• The input:

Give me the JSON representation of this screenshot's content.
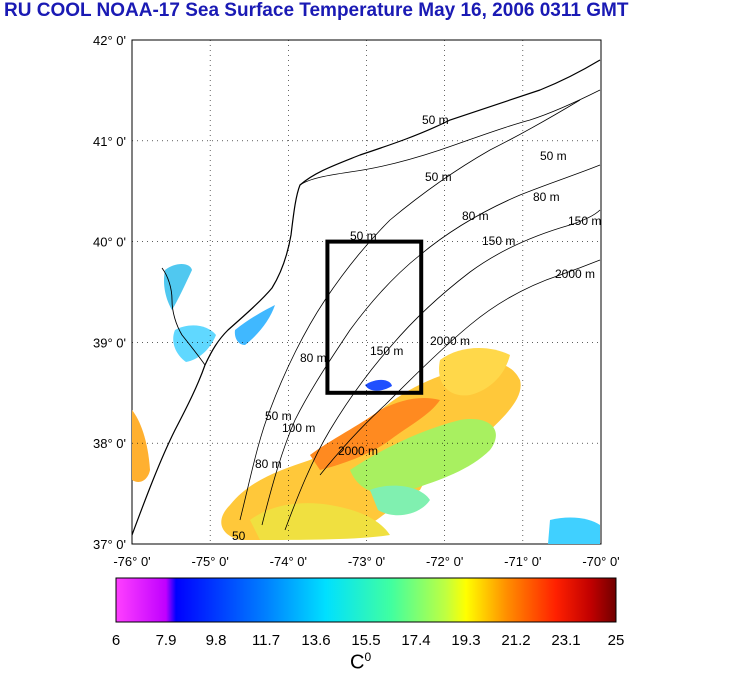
{
  "title": "RU COOL  NOAA-17 Sea Surface Temperature May 16, 2006 0311 GMT",
  "axes": {
    "lon_ticks": [
      "-76° 0'",
      "-75° 0'",
      "-74° 0'",
      "-73° 0'",
      "-72° 0'",
      "-71° 0'",
      "-70° 0'"
    ],
    "lat_ticks": [
      "42° 0'",
      "41° 0'",
      "40° 0'",
      "39° 0'",
      "38° 0'",
      "37° 0'"
    ],
    "lon_range": [
      -76,
      -70
    ],
    "lat_range": [
      37,
      42
    ]
  },
  "study_box": {
    "lon_min": -73.5,
    "lon_max": -72.3,
    "lat_min": 38.5,
    "lat_max": 40.0
  },
  "contour_labels": [
    "50 m",
    "50 m",
    "80 m",
    "50 m",
    "80 m",
    "150 m",
    "150 m",
    "2000 m",
    "50 m",
    "80 m",
    "150 m",
    "2000 m",
    "50 m",
    "80 m",
    "100 m",
    "2000 m",
    "50"
  ],
  "colorbar": {
    "ticks": [
      "6",
      "7.9",
      "9.8",
      "11.7",
      "13.6",
      "15.5",
      "17.4",
      "19.3",
      "21.2",
      "23.1",
      "25"
    ],
    "min": 6,
    "max": 25,
    "unit": "C",
    "unit_superscript": "0",
    "colors": [
      "#ff40ff",
      "#c000ff",
      "#0000ff",
      "#0080ff",
      "#00e0ff",
      "#40ffa0",
      "#c0ff40",
      "#ffff00",
      "#ff9000",
      "#ff2000",
      "#c00000",
      "#700000"
    ]
  }
}
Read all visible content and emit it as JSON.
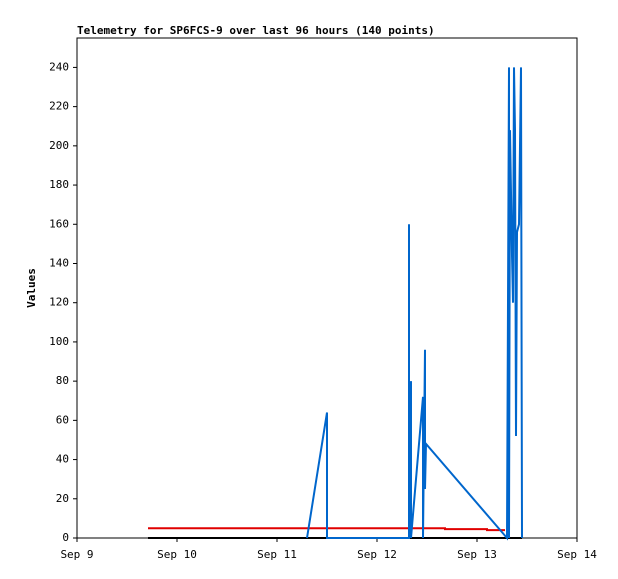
{
  "chart_data": {
    "type": "line",
    "title": "Telemetry for SP6FCS-9 over last 96 hours (140 points)",
    "y_label": "Values",
    "xlim": [
      9,
      14
    ],
    "xticks": [
      {
        "value": 9,
        "label": "Sep 9"
      },
      {
        "value": 10,
        "label": "Sep 10"
      },
      {
        "value": 11,
        "label": "Sep 11"
      },
      {
        "value": 12,
        "label": "Sep 12"
      },
      {
        "value": 13,
        "label": "Sep 13"
      },
      {
        "value": 14,
        "label": "Sep 14"
      }
    ],
    "ylim": [
      0,
      255
    ],
    "yticks": [
      0,
      20,
      40,
      60,
      80,
      100,
      120,
      140,
      160,
      180,
      200,
      220,
      240
    ],
    "grid": false,
    "series": [
      {
        "color": "#000000",
        "x": [
          9.71,
          13.45
        ],
        "values": [
          0,
          0
        ]
      },
      {
        "color": "#e00000",
        "x": [
          9.71,
          12.68,
          12.68,
          13.1,
          13.1,
          13.28
        ],
        "values": [
          5,
          5,
          4.5,
          4.5,
          4,
          4
        ]
      },
      {
        "color": "#0066cc",
        "x": [
          11.3,
          11.5,
          11.5,
          12.32,
          12.32,
          12.32,
          12.34,
          12.34,
          12.46,
          12.46,
          12.48,
          12.48,
          12.49,
          13.3,
          13.32,
          13.32,
          13.33,
          13.35,
          13.36,
          13.37,
          13.38,
          13.39,
          13.4,
          13.42,
          13.44,
          13.45
        ],
        "values": [
          0,
          64,
          0,
          0,
          160,
          0,
          80,
          0,
          72,
          0,
          96,
          25,
          48,
          0,
          240,
          0,
          208,
          144,
          120,
          240,
          208,
          52,
          156,
          160,
          240,
          0
        ]
      }
    ]
  }
}
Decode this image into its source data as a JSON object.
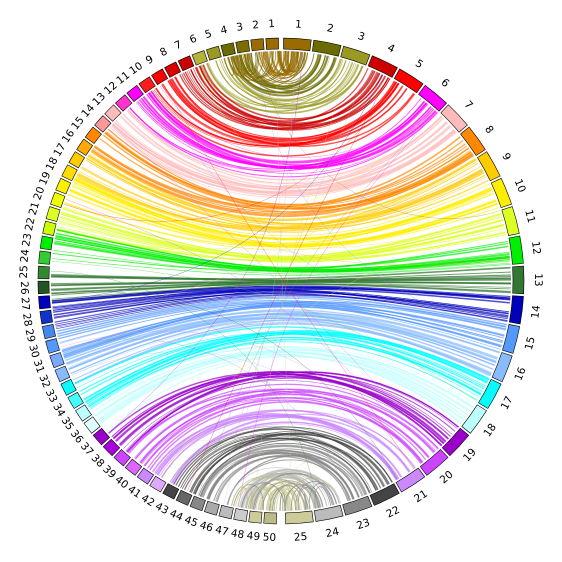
{
  "left_segments": [
    {
      "label": "1",
      "color": "#9a6b00"
    },
    {
      "label": "2",
      "color": "#9a6b00"
    },
    {
      "label": "3",
      "color": "#7b6b00"
    },
    {
      "label": "4",
      "color": "#6b6b00"
    },
    {
      "label": "5",
      "color": "#9a9a22"
    },
    {
      "label": "6",
      "color": "#b4b43a"
    },
    {
      "label": "7",
      "color": "#cc0000"
    },
    {
      "label": "8",
      "color": "#dd0000"
    },
    {
      "label": "9",
      "color": "#ff0000"
    },
    {
      "label": "10",
      "color": "#ff1b1b"
    },
    {
      "label": "11",
      "color": "#ff00ff"
    },
    {
      "label": "12",
      "color": "#ff33cc"
    },
    {
      "label": "13",
      "color": "#ffbbbb"
    },
    {
      "label": "14",
      "color": "#ff9999"
    },
    {
      "label": "15",
      "color": "#ff8800"
    },
    {
      "label": "16",
      "color": "#ffaa00"
    },
    {
      "label": "17",
      "color": "#ffcc00"
    },
    {
      "label": "18",
      "color": "#ffdd00"
    },
    {
      "label": "19",
      "color": "#ffee00"
    },
    {
      "label": "20",
      "color": "#eeff00"
    },
    {
      "label": "21",
      "color": "#ddff22"
    },
    {
      "label": "22",
      "color": "#ccff00"
    },
    {
      "label": "23",
      "color": "#00ee00"
    },
    {
      "label": "24",
      "color": "#33cc33"
    },
    {
      "label": "25",
      "color": "#338833"
    },
    {
      "label": "26",
      "color": "#225522"
    },
    {
      "label": "27",
      "color": "#0000bb"
    },
    {
      "label": "28",
      "color": "#1133cc"
    },
    {
      "label": "29",
      "color": "#4488ee"
    },
    {
      "label": "30",
      "color": "#5599ff"
    },
    {
      "label": "31",
      "color": "#77aaff"
    },
    {
      "label": "32",
      "color": "#88bbff"
    },
    {
      "label": "33",
      "color": "#00ffff"
    },
    {
      "label": "34",
      "color": "#44ffff"
    },
    {
      "label": "35",
      "color": "#bbffff"
    },
    {
      "label": "36",
      "color": "#ddffff"
    },
    {
      "label": "37",
      "color": "#9900cc"
    },
    {
      "label": "38",
      "color": "#aa00dd"
    },
    {
      "label": "39",
      "color": "#cc44ff"
    },
    {
      "label": "40",
      "color": "#dd66ff"
    },
    {
      "label": "41",
      "color": "#cc88ff"
    },
    {
      "label": "42",
      "color": "#ddaaff"
    },
    {
      "label": "43",
      "color": "#444444"
    },
    {
      "label": "44",
      "color": "#666666"
    },
    {
      "label": "45",
      "color": "#888888"
    },
    {
      "label": "46",
      "color": "#aaaaaa"
    },
    {
      "label": "47",
      "color": "#bbbbbb"
    },
    {
      "label": "48",
      "color": "#cccccc"
    },
    {
      "label": "49",
      "color": "#cccc99"
    },
    {
      "label": "50",
      "color": "#bbbb88"
    }
  ],
  "right_segments": [
    {
      "label": "1",
      "color": "#9a6b00"
    },
    {
      "label": "2",
      "color": "#6b6b00"
    },
    {
      "label": "3",
      "color": "#9a9a22"
    },
    {
      "label": "4",
      "color": "#cc0000"
    },
    {
      "label": "5",
      "color": "#ff0000"
    },
    {
      "label": "6",
      "color": "#ff00ff"
    },
    {
      "label": "7",
      "color": "#ffbbbb"
    },
    {
      "label": "8",
      "color": "#ff8800"
    },
    {
      "label": "9",
      "color": "#ffcc00"
    },
    {
      "label": "10",
      "color": "#ffee00"
    },
    {
      "label": "11",
      "color": "#ddff22"
    },
    {
      "label": "12",
      "color": "#00ee00"
    },
    {
      "label": "13",
      "color": "#337733"
    },
    {
      "label": "14",
      "color": "#0000bb"
    },
    {
      "label": "15",
      "color": "#5599ff"
    },
    {
      "label": "16",
      "color": "#88bbff"
    },
    {
      "label": "17",
      "color": "#00ffff"
    },
    {
      "label": "18",
      "color": "#bbffff"
    },
    {
      "label": "19",
      "color": "#9900cc"
    },
    {
      "label": "20",
      "color": "#cc44ff"
    },
    {
      "label": "21",
      "color": "#cc88ff"
    },
    {
      "label": "22",
      "color": "#444444"
    },
    {
      "label": "23",
      "color": "#888888"
    },
    {
      "label": "24",
      "color": "#bbbbbb"
    },
    {
      "label": "25",
      "color": "#cccc99"
    }
  ]
}
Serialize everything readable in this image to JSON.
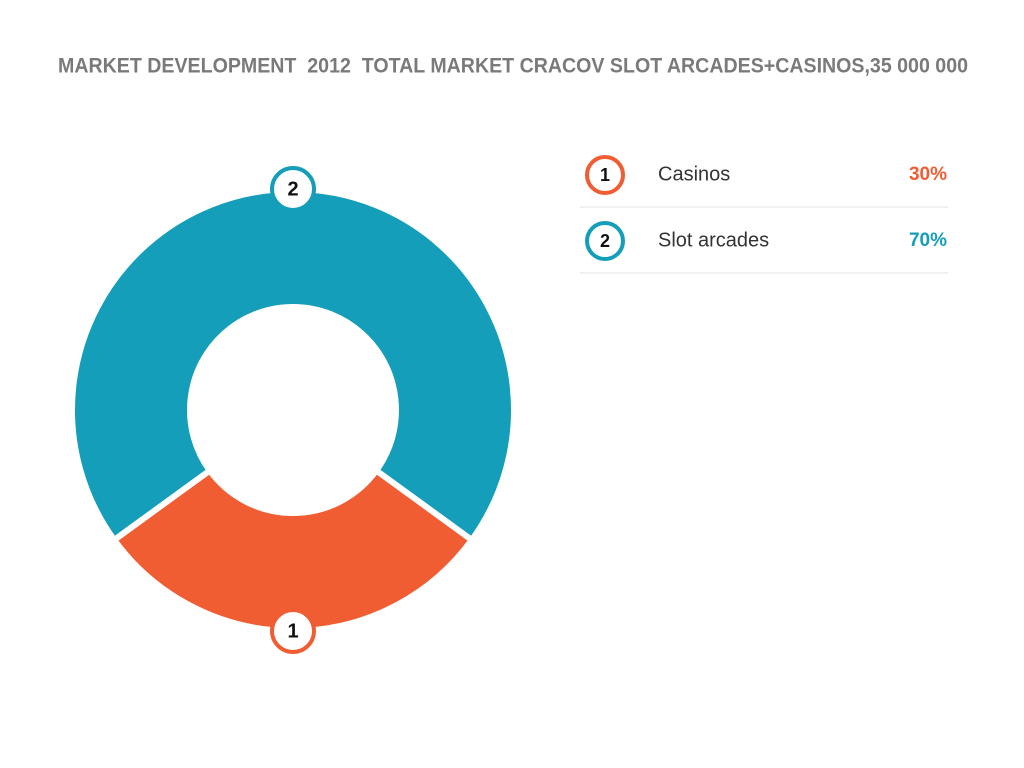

• Task objective:
Determine the count of lines in the data above with the string "content" in them, and give that count alone.

• Full answer:
2